Quote every entry word for word.
— start —
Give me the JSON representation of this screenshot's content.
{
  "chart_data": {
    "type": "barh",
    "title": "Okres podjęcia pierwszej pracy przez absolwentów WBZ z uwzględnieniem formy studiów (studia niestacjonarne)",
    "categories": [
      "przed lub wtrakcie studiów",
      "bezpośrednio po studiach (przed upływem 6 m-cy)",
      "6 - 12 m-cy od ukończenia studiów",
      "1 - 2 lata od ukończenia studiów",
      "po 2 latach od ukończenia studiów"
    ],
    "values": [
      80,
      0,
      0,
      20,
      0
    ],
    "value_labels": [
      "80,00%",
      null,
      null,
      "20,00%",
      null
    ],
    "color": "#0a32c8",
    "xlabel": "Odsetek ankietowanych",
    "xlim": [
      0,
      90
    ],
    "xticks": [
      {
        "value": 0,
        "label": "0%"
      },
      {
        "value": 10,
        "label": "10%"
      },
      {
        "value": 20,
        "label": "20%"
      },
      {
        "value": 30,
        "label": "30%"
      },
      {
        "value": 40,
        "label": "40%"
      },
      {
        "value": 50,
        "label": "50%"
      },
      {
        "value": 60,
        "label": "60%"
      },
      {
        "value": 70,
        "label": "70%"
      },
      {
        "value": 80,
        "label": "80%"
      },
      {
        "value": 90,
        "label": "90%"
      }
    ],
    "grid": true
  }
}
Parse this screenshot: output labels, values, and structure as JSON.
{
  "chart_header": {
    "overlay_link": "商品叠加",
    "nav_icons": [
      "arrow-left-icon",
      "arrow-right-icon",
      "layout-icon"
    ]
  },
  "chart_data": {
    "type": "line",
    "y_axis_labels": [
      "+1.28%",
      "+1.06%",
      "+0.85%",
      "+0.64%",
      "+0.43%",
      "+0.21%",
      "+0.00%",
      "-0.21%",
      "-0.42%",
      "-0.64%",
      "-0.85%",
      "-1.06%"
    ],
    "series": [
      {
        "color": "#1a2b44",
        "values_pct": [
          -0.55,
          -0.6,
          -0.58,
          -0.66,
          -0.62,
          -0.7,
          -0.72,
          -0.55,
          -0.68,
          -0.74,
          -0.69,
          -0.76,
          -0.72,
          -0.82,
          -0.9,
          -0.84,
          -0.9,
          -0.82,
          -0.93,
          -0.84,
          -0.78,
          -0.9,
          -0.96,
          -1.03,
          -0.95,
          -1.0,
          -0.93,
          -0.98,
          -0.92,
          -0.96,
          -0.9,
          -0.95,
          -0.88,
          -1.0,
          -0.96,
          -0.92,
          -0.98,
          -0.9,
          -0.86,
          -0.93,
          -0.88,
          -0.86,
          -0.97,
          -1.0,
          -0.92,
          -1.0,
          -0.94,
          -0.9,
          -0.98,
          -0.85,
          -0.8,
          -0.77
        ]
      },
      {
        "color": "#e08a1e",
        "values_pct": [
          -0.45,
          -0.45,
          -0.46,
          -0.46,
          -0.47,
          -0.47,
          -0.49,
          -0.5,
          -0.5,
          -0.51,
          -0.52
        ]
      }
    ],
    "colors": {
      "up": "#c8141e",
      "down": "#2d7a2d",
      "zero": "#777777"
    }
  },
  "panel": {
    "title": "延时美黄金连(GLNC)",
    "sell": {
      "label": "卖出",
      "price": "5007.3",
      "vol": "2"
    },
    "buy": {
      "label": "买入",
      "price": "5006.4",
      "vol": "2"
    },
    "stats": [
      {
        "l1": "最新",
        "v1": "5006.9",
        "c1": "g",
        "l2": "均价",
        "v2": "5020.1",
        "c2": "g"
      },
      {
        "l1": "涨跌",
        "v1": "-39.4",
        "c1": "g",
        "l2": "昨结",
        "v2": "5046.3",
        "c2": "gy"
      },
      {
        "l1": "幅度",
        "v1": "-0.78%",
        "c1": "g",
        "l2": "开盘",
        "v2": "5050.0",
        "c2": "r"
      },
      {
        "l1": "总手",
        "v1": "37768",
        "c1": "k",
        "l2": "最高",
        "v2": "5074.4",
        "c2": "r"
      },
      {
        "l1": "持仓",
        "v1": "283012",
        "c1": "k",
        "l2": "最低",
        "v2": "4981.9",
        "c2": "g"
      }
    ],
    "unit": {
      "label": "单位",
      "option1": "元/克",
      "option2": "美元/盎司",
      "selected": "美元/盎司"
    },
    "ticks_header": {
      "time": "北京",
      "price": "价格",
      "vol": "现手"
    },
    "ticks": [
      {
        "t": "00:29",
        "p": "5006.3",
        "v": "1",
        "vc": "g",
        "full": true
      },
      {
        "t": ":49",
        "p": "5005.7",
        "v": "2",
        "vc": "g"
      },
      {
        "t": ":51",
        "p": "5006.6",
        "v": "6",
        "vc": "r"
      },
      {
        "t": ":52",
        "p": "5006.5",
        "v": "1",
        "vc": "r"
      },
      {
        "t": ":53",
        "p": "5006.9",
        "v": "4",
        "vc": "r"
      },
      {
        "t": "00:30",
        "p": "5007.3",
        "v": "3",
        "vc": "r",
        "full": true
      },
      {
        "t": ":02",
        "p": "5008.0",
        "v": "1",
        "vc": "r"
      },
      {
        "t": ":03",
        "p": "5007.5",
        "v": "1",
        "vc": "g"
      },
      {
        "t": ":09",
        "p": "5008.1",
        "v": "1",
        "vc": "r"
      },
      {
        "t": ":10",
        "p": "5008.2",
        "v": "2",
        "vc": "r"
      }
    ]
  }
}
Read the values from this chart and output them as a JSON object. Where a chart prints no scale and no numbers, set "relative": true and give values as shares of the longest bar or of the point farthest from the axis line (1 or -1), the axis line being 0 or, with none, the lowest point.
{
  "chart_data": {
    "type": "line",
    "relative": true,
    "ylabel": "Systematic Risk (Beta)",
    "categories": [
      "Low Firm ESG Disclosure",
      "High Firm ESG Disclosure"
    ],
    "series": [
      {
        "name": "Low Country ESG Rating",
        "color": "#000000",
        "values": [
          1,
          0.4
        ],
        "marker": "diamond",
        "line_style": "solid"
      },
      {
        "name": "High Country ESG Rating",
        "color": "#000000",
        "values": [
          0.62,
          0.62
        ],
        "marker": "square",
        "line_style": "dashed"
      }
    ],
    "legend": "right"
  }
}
— end —
Solution below
Give me the JSON representation of this screenshot's content.
{
  "chart_data": {
    "type": "barh",
    "title": "Okres podjęcia pierwszej pracy przez absolwentów WBZ z uwzględnieniem formy studiów (studia niestacjonarne)",
    "categories": [
      "przed lub wtrakcie studiów",
      "bezpośrednio po studiach (przed upływem 6 m-cy)",
      "6 - 12 m-cy od ukończenia studiów",
      "1 - 2 lata od ukończenia studiów",
      "po 2 latach od ukończenia studiów"
    ],
    "values": [
      80,
      0,
      0,
      20,
      0
    ],
    "value_labels": [
      "80,00%",
      null,
      null,
      "20,00%",
      null
    ],
    "color": "#0a32c8",
    "xlabel": "Odsetek ankietowanych",
    "xlim": [
      0,
      90
    ],
    "xticks": [
      {
        "value": 0,
        "label": "0%"
      },
      {
        "value": 10,
        "label": "10%"
      },
      {
        "value": 20,
        "label": "20%"
      },
      {
        "value": 30,
        "label": "30%"
      },
      {
        "value": 40,
        "label": "40%"
      },
      {
        "value": 50,
        "label": "50%"
      },
      {
        "value": 60,
        "label": "60%"
      },
      {
        "value": 70,
        "label": "70%"
      },
      {
        "value": 80,
        "label": "80%"
      },
      {
        "value": 90,
        "label": "90%"
      }
    ],
    "grid": true
  }
}
Parse this screenshot: output labels, values, and structure as JSON.
{
  "chart_header": {
    "overlay_link": "商品叠加",
    "nav_icons": [
      "arrow-left-icon",
      "arrow-right-icon",
      "layout-icon"
    ]
  },
  "chart_data": {
    "type": "line",
    "y_axis_labels": [
      "+1.28%",
      "+1.06%",
      "+0.85%",
      "+0.64%",
      "+0.43%",
      "+0.21%",
      "+0.00%",
      "-0.21%",
      "-0.42%",
      "-0.64%",
      "-0.85%",
      "-1.06%"
    ],
    "series": [
      {
        "color": "#1a2b44",
        "values_pct": [
          -0.55,
          -0.6,
          -0.58,
          -0.66,
          -0.62,
          -0.7,
          -0.72,
          -0.55,
          -0.68,
          -0.74,
          -0.69,
          -0.76,
          -0.72,
          -0.82,
          -0.9,
          -0.84,
          -0.9,
          -0.82,
          -0.93,
          -0.84,
          -0.78,
          -0.9,
          -0.96,
          -1.03,
          -0.95,
          -1.0,
          -0.93,
          -0.98,
          -0.92,
          -0.96,
          -0.9,
          -0.95,
          -0.88,
          -1.0,
          -0.96,
          -0.92,
          -0.98,
          -0.9,
          -0.86,
          -0.93,
          -0.88,
          -0.86,
          -0.97,
          -1.0,
          -0.92,
          -1.0,
          -0.94,
          -0.9,
          -0.98,
          -0.85,
          -0.8,
          -0.77
        ]
      },
      {
        "color": "#e08a1e",
        "values_pct": [
          -0.45,
          -0.45,
          -0.46,
          -0.46,
          -0.47,
          -0.47,
          -0.49,
          -0.5,
          -0.5,
          -0.51,
          -0.52
        ]
      }
    ],
    "colors": {
      "up": "#c8141e",
      "down": "#2d7a2d",
      "zero": "#777777"
    }
  },
  "panel": {
    "title": "延时美黄金连(GLNC)",
    "sell": {
      "label": "卖出",
      "price": "5007.3",
      "vol": "2"
    },
    "buy": {
      "label": "买入",
      "price": "5006.4",
      "vol": "2"
    },
    "stats": [
      {
        "l1": "最新",
        "v1": "5006.9",
        "c1": "g",
        "l2": "均价",
        "v2": "5020.1",
        "c2": "g"
      },
      {
        "l1": "涨跌",
        "v1": "-39.4",
        "c1": "g",
        "l2": "昨结",
        "v2": "5046.3",
        "c2": "gy"
      },
      {
        "l1": "幅度",
        "v1": "-0.78%",
        "c1": "g",
        "l2": "开盘",
        "v2": "5050.0",
        "c2": "r"
      },
      {
        "l1": "总手",
        "v1": "37768",
        "c1": "k",
        "l2": "最高",
        "v2": "5074.4",
        "c2": "r"
      },
      {
        "l1": "持仓",
        "v1": "283012",
        "c1": "k",
        "l2": "最低",
        "v2": "4981.9",
        "c2": "g"
      }
    ],
    "unit": {
      "label": "单位",
      "option1": "元/克",
      "option2": "美元/盎司",
      "selected": "美元/盎司"
    },
    "ticks_header": {
      "time": "北京",
      "price": "价格",
      "vol": "现手"
    },
    "ticks": [
      {
        "t": "00:29",
        "p": "5006.3",
        "v": "1",
        "vc": "g",
        "full": true
      },
      {
        "t": ":49",
        "p": "5005.7",
        "v": "2",
        "vc": "g"
      },
      {
        "t": ":51",
        "p": "5006.6",
        "v": "6",
        "vc": "r"
      },
      {
        "t": ":52",
        "p": "5006.5",
        "v": "1",
        "vc": "r"
      },
      {
        "t": ":53",
        "p": "5006.9",
        "v": "4",
        "vc": "r"
      },
      {
        "t": "00:30",
        "p": "5007.3",
        "v": "3",
        "vc": "r",
        "full": true
      },
      {
        "t": ":02",
        "p": "5008.0",
        "v": "1",
        "vc": "r"
      },
      {
        "t": ":03",
        "p": "5007.5",
        "v": "1",
        "vc": "g"
      },
      {
        "t": ":09",
        "p": "5008.1",
        "v": "1",
        "vc": "r"
      },
      {
        "t": ":10",
        "p": "5008.2",
        "v": "2",
        "vc": "r"
      }
    ]
  }
}
Read the values from this chart and output them as a JSON object. Where a chart prints no scale and no numbers, set "relative": true and give values as shares of the longest bar or of the point farthest from the axis line (1 or -1), the axis line being 0 or, with none, the lowest point.
{
  "chart_data": {
    "type": "line",
    "relative": true,
    "ylabel": "Systematic Risk (Beta)",
    "categories": [
      "Low Firm ESG Disclosure",
      "High Firm ESG Disclosure"
    ],
    "series": [
      {
        "name": "Low Country ESG Rating",
        "color": "#000000",
        "values": [
          1,
          0.4
        ],
        "marker": "diamond",
        "line_style": "solid"
      },
      {
        "name": "High Country ESG Rating",
        "color": "#000000",
        "values": [
          0.62,
          0.62
        ],
        "marker": "square",
        "line_style": "dashed"
      }
    ],
    "legend": "right"
  }
}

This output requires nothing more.